→ Your objective
Write out all of the data without omission, exactly as shown.

Source records
-- Start --

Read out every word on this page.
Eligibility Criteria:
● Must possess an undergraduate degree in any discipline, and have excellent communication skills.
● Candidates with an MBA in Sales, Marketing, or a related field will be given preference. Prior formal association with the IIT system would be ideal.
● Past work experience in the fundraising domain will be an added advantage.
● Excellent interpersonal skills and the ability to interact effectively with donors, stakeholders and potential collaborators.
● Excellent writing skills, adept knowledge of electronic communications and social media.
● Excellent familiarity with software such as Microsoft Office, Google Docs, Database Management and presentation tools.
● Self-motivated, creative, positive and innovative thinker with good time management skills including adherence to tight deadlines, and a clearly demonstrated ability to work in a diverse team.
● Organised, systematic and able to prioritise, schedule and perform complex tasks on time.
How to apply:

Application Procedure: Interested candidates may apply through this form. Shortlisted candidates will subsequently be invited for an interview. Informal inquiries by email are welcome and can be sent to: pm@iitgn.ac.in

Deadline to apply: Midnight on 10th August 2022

-- End --

→ Written reply
Read out every word on this page.
Eligibility Criteria:
● Must possess an undergraduate degree in any discipline, and have excellent communication skills.
● Candidates with an MBA in Sales, Marketing, or a related field will be given preference. Prior formal association with the IIT system would be ideal.
● Past work experience in the fundraising domain will be an added advantage.
● Excellent interpersonal skills and the ability to interact effectively with donors, stakeholders and potential collaborators.
● Excellent writing skills, adept knowledge of electronic communications and social media.
● Excellent familiarity with software such as Microsoft Office, Google Docs, Database Management and presentation tools.
● Self-motivated, creative, positive and innovative thinker with good time management skills including adherence to tight deadlines, and a clearly demonstrated ability to work in a diverse team.
● Organised, systematic and able to prioritise, schedule and perform complex tasks on time.
How to apply:

Application Procedure: Interested candidates may apply through this form. Shortlisted candidates will subsequently be invited for an interview. Informal inquiries by email are welcome and can be sent to: pm@iitgn.ac.in

Deadline to apply: Midnight on 10th August 2022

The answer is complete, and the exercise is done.